* _Prompt_
List all lines of the data containing the word "JSON".

--------------------

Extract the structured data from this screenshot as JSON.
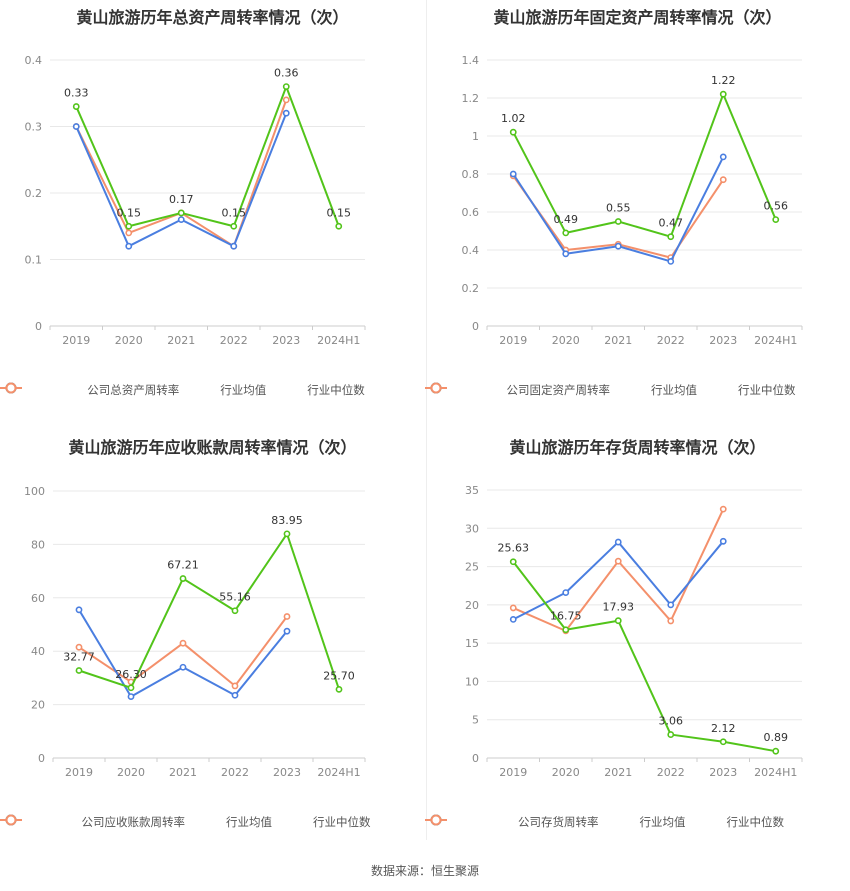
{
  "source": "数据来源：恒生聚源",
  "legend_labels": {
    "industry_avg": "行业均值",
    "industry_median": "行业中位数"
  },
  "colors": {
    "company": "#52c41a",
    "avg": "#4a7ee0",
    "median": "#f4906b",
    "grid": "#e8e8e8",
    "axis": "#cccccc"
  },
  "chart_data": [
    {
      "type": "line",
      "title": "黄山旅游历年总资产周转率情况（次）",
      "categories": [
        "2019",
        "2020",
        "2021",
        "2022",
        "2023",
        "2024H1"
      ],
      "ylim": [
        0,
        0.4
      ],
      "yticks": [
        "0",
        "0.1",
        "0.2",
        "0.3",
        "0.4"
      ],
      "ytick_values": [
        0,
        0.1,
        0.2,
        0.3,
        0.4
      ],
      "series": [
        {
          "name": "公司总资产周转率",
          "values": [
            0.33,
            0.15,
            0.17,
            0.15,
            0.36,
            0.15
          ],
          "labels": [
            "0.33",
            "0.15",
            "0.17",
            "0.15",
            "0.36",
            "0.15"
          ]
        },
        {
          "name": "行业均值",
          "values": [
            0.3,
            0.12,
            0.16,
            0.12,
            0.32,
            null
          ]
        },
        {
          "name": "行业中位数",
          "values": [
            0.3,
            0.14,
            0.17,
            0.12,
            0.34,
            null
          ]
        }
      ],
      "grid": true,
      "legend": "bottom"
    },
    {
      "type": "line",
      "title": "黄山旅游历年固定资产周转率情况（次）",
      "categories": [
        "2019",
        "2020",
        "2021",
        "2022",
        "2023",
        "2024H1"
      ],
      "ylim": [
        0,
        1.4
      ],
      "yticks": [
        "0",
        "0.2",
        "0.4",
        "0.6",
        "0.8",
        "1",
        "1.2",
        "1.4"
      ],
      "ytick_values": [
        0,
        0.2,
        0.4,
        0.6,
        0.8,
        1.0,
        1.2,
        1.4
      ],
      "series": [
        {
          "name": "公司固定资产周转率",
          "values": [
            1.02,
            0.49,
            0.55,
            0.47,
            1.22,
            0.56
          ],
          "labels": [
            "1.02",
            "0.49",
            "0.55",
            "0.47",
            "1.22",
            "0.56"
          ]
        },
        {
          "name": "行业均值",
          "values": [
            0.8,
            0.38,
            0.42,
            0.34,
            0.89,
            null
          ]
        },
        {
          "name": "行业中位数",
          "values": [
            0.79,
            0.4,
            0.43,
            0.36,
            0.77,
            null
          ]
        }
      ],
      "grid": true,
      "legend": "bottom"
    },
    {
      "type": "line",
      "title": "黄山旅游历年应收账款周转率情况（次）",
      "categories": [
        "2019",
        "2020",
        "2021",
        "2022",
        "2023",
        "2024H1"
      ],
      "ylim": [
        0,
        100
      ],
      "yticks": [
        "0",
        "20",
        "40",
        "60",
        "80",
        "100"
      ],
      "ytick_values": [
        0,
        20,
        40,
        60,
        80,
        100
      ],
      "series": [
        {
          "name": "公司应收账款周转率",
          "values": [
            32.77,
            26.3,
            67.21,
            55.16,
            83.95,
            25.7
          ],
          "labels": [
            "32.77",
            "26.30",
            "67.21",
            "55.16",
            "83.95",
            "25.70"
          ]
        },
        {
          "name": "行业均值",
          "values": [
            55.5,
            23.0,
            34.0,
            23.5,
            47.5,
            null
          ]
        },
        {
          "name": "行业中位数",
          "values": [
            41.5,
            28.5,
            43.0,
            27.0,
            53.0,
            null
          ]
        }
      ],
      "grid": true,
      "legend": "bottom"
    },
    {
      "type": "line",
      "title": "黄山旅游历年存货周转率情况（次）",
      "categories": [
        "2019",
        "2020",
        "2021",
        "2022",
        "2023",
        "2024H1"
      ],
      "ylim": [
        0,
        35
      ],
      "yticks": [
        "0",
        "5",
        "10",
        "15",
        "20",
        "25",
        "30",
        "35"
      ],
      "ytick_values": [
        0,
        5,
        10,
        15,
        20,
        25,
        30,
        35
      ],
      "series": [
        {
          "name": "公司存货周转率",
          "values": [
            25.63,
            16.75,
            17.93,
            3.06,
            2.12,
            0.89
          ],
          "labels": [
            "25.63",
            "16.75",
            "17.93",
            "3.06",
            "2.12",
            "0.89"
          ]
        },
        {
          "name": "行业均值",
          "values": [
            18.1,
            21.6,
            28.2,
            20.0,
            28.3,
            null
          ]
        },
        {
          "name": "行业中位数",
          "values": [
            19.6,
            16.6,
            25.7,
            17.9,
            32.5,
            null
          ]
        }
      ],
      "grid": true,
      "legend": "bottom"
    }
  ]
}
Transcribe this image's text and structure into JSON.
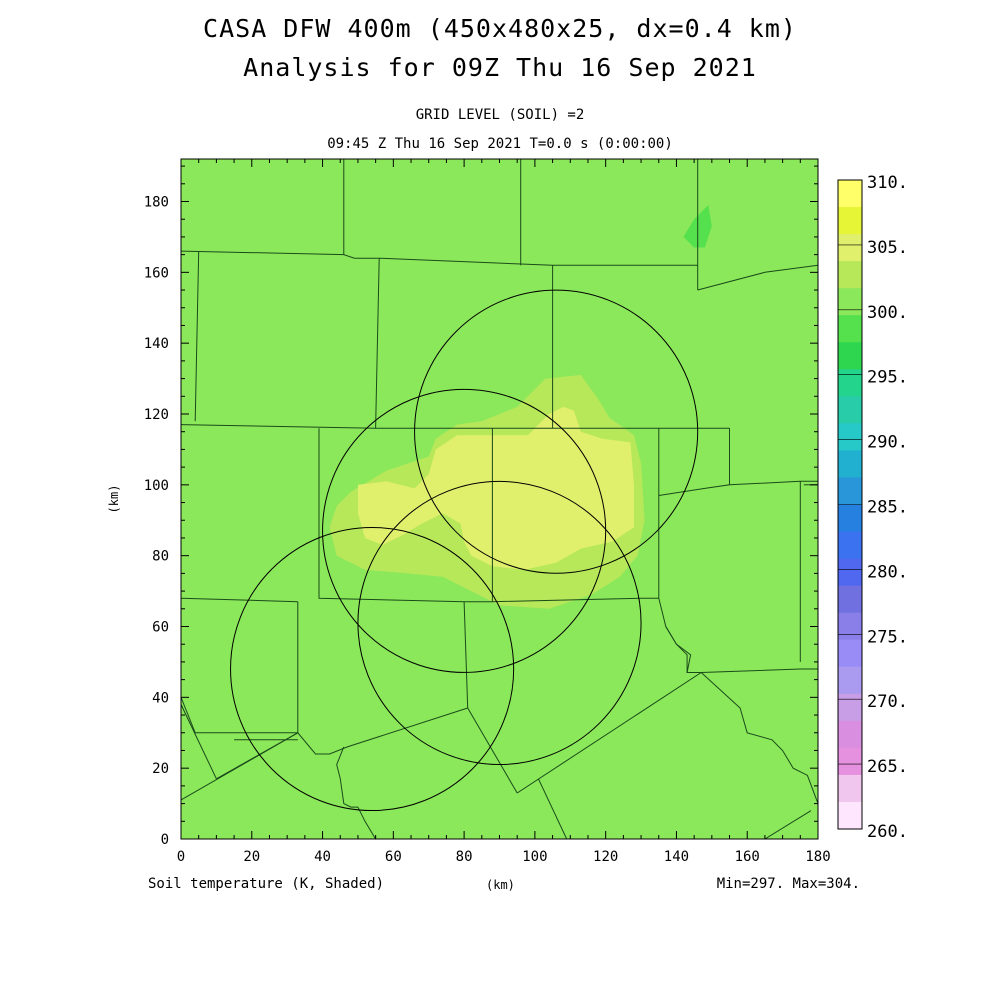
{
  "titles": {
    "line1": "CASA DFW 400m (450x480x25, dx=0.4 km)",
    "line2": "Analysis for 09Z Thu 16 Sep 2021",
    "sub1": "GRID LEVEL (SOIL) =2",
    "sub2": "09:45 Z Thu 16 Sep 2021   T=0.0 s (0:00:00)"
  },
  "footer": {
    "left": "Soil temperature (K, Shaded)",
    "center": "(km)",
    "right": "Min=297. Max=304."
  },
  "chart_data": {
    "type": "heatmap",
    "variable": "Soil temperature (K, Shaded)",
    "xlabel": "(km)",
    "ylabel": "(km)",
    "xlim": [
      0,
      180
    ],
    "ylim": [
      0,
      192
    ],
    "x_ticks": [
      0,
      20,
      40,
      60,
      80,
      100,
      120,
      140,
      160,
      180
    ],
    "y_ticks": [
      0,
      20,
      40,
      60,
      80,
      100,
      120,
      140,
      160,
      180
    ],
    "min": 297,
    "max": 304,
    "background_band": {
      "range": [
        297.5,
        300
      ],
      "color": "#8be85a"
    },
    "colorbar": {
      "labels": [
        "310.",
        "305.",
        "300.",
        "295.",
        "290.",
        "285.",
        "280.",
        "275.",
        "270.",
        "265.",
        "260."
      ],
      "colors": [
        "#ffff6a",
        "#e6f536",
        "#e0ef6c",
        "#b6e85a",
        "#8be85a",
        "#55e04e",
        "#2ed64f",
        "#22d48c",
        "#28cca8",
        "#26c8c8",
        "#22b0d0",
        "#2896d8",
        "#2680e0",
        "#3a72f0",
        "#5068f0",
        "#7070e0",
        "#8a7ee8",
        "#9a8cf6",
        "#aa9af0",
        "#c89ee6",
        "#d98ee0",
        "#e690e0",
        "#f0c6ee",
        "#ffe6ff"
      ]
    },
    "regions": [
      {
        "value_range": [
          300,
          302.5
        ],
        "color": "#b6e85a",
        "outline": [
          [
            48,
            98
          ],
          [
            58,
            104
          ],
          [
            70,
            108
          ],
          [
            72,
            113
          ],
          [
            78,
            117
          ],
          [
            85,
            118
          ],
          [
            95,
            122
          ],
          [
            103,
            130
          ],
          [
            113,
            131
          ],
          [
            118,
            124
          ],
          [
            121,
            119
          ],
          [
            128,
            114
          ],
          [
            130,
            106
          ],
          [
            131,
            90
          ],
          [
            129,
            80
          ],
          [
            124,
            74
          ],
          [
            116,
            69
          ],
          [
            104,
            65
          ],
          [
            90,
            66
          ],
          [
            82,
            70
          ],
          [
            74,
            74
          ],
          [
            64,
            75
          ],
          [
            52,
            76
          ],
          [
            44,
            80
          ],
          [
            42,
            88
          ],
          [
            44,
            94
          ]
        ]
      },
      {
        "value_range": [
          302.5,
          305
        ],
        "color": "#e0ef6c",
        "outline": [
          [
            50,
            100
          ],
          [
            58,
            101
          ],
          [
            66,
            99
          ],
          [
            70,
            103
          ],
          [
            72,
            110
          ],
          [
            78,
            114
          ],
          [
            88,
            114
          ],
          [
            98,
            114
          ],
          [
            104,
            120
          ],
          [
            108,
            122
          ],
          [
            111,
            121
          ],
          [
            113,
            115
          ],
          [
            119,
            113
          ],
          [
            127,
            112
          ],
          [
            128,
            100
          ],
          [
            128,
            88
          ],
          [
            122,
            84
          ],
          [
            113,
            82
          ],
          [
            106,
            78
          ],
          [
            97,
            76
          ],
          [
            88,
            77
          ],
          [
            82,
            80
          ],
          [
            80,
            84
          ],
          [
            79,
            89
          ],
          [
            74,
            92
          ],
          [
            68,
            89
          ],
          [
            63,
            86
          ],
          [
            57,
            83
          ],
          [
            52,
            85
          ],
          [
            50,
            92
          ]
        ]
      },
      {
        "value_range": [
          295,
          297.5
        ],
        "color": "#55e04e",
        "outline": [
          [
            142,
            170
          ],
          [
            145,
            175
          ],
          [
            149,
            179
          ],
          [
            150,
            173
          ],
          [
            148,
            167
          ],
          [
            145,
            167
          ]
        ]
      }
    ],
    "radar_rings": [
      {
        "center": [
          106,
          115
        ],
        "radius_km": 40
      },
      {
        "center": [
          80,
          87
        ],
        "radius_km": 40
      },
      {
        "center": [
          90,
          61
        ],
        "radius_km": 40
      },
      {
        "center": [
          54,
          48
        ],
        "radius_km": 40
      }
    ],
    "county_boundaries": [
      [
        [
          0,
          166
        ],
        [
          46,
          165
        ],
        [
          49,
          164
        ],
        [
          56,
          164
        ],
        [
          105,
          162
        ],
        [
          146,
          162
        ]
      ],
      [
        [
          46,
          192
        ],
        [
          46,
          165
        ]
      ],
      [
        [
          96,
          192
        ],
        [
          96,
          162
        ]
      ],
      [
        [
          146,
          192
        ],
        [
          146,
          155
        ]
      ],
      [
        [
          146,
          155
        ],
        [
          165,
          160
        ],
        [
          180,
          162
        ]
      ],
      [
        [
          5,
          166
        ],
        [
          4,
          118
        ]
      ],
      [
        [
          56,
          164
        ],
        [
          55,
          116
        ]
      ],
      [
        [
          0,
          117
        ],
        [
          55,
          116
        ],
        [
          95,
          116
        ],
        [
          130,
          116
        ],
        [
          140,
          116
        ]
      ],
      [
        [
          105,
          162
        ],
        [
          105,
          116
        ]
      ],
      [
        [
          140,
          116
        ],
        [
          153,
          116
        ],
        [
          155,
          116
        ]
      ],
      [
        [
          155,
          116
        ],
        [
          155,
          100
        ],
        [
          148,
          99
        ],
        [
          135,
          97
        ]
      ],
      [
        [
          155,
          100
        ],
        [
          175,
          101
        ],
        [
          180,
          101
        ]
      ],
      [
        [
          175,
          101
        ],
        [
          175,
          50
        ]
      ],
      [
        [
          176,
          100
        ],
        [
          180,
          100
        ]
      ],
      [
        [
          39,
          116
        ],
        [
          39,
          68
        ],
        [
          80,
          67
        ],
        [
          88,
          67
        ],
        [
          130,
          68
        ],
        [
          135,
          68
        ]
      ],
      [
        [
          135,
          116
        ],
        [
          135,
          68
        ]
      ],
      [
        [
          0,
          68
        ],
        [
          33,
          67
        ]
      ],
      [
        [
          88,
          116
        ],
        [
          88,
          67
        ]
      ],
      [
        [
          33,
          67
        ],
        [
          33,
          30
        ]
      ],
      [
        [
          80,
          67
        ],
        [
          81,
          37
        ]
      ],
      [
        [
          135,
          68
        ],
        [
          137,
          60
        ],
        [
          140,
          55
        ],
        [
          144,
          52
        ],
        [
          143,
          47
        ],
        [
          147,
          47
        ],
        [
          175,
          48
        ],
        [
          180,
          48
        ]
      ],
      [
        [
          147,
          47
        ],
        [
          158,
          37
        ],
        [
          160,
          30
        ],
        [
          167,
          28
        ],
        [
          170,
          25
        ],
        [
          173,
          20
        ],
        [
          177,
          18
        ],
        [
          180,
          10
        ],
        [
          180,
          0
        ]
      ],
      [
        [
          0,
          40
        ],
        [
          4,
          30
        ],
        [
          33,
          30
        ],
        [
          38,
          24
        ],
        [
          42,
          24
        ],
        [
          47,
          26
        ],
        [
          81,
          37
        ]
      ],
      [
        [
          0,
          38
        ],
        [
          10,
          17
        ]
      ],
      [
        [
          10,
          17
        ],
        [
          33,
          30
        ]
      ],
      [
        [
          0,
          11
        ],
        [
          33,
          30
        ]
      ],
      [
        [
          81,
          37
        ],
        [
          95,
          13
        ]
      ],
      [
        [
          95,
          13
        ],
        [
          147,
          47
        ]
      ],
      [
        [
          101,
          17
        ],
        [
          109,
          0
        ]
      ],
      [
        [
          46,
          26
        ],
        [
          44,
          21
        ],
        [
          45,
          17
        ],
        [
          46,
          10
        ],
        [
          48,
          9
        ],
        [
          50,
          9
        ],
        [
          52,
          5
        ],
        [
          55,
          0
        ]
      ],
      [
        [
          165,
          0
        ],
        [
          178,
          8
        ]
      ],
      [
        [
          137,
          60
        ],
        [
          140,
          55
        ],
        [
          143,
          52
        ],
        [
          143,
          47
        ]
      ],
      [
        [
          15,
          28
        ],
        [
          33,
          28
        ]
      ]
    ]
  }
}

--------------------

* _The solution_
Extract the structured data from this screenshot as JSON.
Transcribe this image's text and structure into JSON.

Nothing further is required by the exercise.